**Problem:**
Copy the data exactly; pictures stay out of the copy.

**Input:**
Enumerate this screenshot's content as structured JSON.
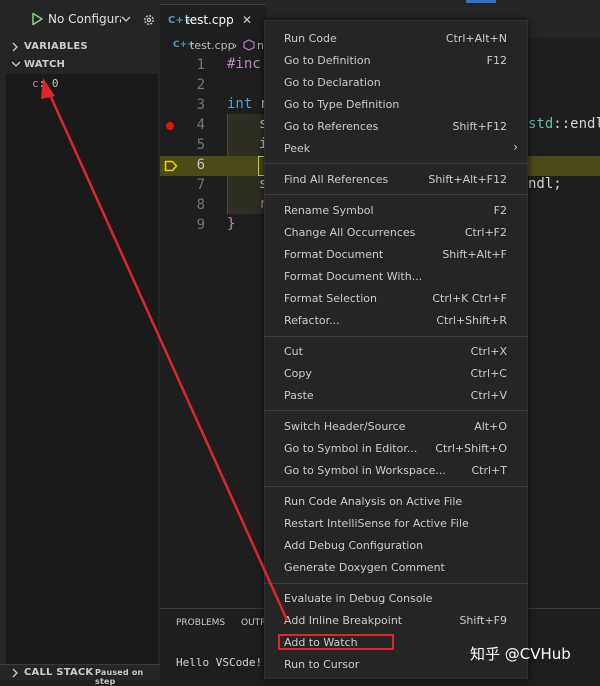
{
  "debug": {
    "configuration": "No Configurati",
    "sections": {
      "variables": "VARIABLES",
      "watch": "WATCH",
      "call_stack": "CALL STACK",
      "call_stack_status": "Paused on step"
    },
    "watch_items": [
      {
        "name": "c",
        "value": "0"
      }
    ]
  },
  "editor": {
    "tab_icon": "C++",
    "tab_label": "test.cpp",
    "tab_close": "✕",
    "breadcrumb": {
      "file": "test.cpp",
      "symbol": "n"
    },
    "current_line": 6,
    "breakpoint_line": 4,
    "line_numbers": [
      "1",
      "2",
      "3",
      "4",
      "5",
      "6",
      "7",
      "8",
      "9"
    ],
    "code": {
      "l1": "#inc",
      "l3_kw": "int",
      "l3_rest": " n",
      "l4_frag": "s",
      "l4_right_ns": "std",
      "l4_right": "::endl",
      "l5_frag": "i",
      "l7_frag": "s",
      "l7_right": "ndl;",
      "l8_frag": "r",
      "l9": "}"
    }
  },
  "bottom_panel": {
    "tabs": [
      "PROBLEMS",
      "OUTP"
    ],
    "terminal_output": "Hello VSCode!"
  },
  "context_menu": {
    "items": [
      {
        "label": "Run Code",
        "shortcut": "Ctrl+Alt+N"
      },
      {
        "label": "Go to Definition",
        "shortcut": "F12"
      },
      {
        "label": "Go to Declaration",
        "shortcut": ""
      },
      {
        "label": "Go to Type Definition",
        "shortcut": ""
      },
      {
        "label": "Go to References",
        "shortcut": "Shift+F12"
      },
      {
        "label": "Peek",
        "shortcut": "",
        "submenu": "›"
      },
      {
        "label": "Find All References",
        "shortcut": "Shift+Alt+F12"
      },
      {
        "label": "Rename Symbol",
        "shortcut": "F2"
      },
      {
        "label": "Change All Occurrences",
        "shortcut": "Ctrl+F2"
      },
      {
        "label": "Format Document",
        "shortcut": "Shift+Alt+F"
      },
      {
        "label": "Format Document With...",
        "shortcut": ""
      },
      {
        "label": "Format Selection",
        "shortcut": "Ctrl+K Ctrl+F"
      },
      {
        "label": "Refactor...",
        "shortcut": "Ctrl+Shift+R"
      },
      {
        "label": "Cut",
        "shortcut": "Ctrl+X"
      },
      {
        "label": "Copy",
        "shortcut": "Ctrl+C"
      },
      {
        "label": "Paste",
        "shortcut": "Ctrl+V"
      },
      {
        "label": "Switch Header/Source",
        "shortcut": "Alt+O"
      },
      {
        "label": "Go to Symbol in Editor...",
        "shortcut": "Ctrl+Shift+O"
      },
      {
        "label": "Go to Symbol in Workspace...",
        "shortcut": "Ctrl+T"
      },
      {
        "label": "Run Code Analysis on Active File",
        "shortcut": ""
      },
      {
        "label": "Restart IntelliSense for Active File",
        "shortcut": ""
      },
      {
        "label": "Add Debug Configuration",
        "shortcut": ""
      },
      {
        "label": "Generate Doxygen Comment",
        "shortcut": ""
      },
      {
        "label": "Evaluate in Debug Console",
        "shortcut": ""
      },
      {
        "label": "Add Inline Breakpoint",
        "shortcut": "Shift+F9"
      },
      {
        "label": "Add to Watch",
        "shortcut": ""
      },
      {
        "label": "Run to Cursor",
        "shortcut": ""
      }
    ]
  },
  "watermark": "知乎 @CVHub",
  "colors": {
    "annotation": "#e0252e",
    "breakpoint": "#e51400",
    "current_line": "#4b4b18"
  },
  "icons": [
    "run-icon",
    "chevron-down-icon",
    "gear-icon",
    "chevron-right-icon",
    "symbol-method-icon",
    "breakpoint-icon",
    "execution-pointer-icon",
    "submenu-chevron-icon"
  ]
}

**Solved exercise:**
Enumerate this screenshot's content as structured JSON.
{
  "debug": {
    "configuration": "No Configurati",
    "sections": {
      "variables": "VARIABLES",
      "watch": "WATCH",
      "call_stack": "CALL STACK",
      "call_stack_status": "Paused on step"
    },
    "watch_items": [
      {
        "name": "c",
        "value": "0"
      }
    ]
  },
  "editor": {
    "tab_icon": "C++",
    "tab_label": "test.cpp",
    "tab_close": "✕",
    "breadcrumb": {
      "file": "test.cpp",
      "symbol": "n"
    },
    "current_line": 6,
    "breakpoint_line": 4,
    "line_numbers": [
      "1",
      "2",
      "3",
      "4",
      "5",
      "6",
      "7",
      "8",
      "9"
    ],
    "code": {
      "l1": "#inc",
      "l3_kw": "int",
      "l3_rest": " n",
      "l4_frag": "s",
      "l4_right_ns": "std",
      "l4_right": "::endl",
      "l5_frag": "i",
      "l7_frag": "s",
      "l7_right": "ndl;",
      "l8_frag": "r",
      "l9": "}"
    }
  },
  "bottom_panel": {
    "tabs": [
      "PROBLEMS",
      "OUTP"
    ],
    "terminal_output": "Hello VSCode!"
  },
  "context_menu": {
    "items": [
      {
        "label": "Run Code",
        "shortcut": "Ctrl+Alt+N"
      },
      {
        "label": "Go to Definition",
        "shortcut": "F12"
      },
      {
        "label": "Go to Declaration",
        "shortcut": ""
      },
      {
        "label": "Go to Type Definition",
        "shortcut": ""
      },
      {
        "label": "Go to References",
        "shortcut": "Shift+F12"
      },
      {
        "label": "Peek",
        "shortcut": "",
        "submenu": "›"
      },
      {
        "label": "Find All References",
        "shortcut": "Shift+Alt+F12"
      },
      {
        "label": "Rename Symbol",
        "shortcut": "F2"
      },
      {
        "label": "Change All Occurrences",
        "shortcut": "Ctrl+F2"
      },
      {
        "label": "Format Document",
        "shortcut": "Shift+Alt+F"
      },
      {
        "label": "Format Document With...",
        "shortcut": ""
      },
      {
        "label": "Format Selection",
        "shortcut": "Ctrl+K Ctrl+F"
      },
      {
        "label": "Refactor...",
        "shortcut": "Ctrl+Shift+R"
      },
      {
        "label": "Cut",
        "shortcut": "Ctrl+X"
      },
      {
        "label": "Copy",
        "shortcut": "Ctrl+C"
      },
      {
        "label": "Paste",
        "shortcut": "Ctrl+V"
      },
      {
        "label": "Switch Header/Source",
        "shortcut": "Alt+O"
      },
      {
        "label": "Go to Symbol in Editor...",
        "shortcut": "Ctrl+Shift+O"
      },
      {
        "label": "Go to Symbol in Workspace...",
        "shortcut": "Ctrl+T"
      },
      {
        "label": "Run Code Analysis on Active File",
        "shortcut": ""
      },
      {
        "label": "Restart IntelliSense for Active File",
        "shortcut": ""
      },
      {
        "label": "Add Debug Configuration",
        "shortcut": ""
      },
      {
        "label": "Generate Doxygen Comment",
        "shortcut": ""
      },
      {
        "label": "Evaluate in Debug Console",
        "shortcut": ""
      },
      {
        "label": "Add Inline Breakpoint",
        "shortcut": "Shift+F9"
      },
      {
        "label": "Add to Watch",
        "shortcut": ""
      },
      {
        "label": "Run to Cursor",
        "shortcut": ""
      }
    ]
  },
  "watermark": "知乎 @CVHub",
  "colors": {
    "annotation": "#e0252e",
    "breakpoint": "#e51400",
    "current_line": "#4b4b18"
  },
  "icons": [
    "run-icon",
    "chevron-down-icon",
    "gear-icon",
    "chevron-right-icon",
    "symbol-method-icon",
    "breakpoint-icon",
    "execution-pointer-icon",
    "submenu-chevron-icon"
  ]
}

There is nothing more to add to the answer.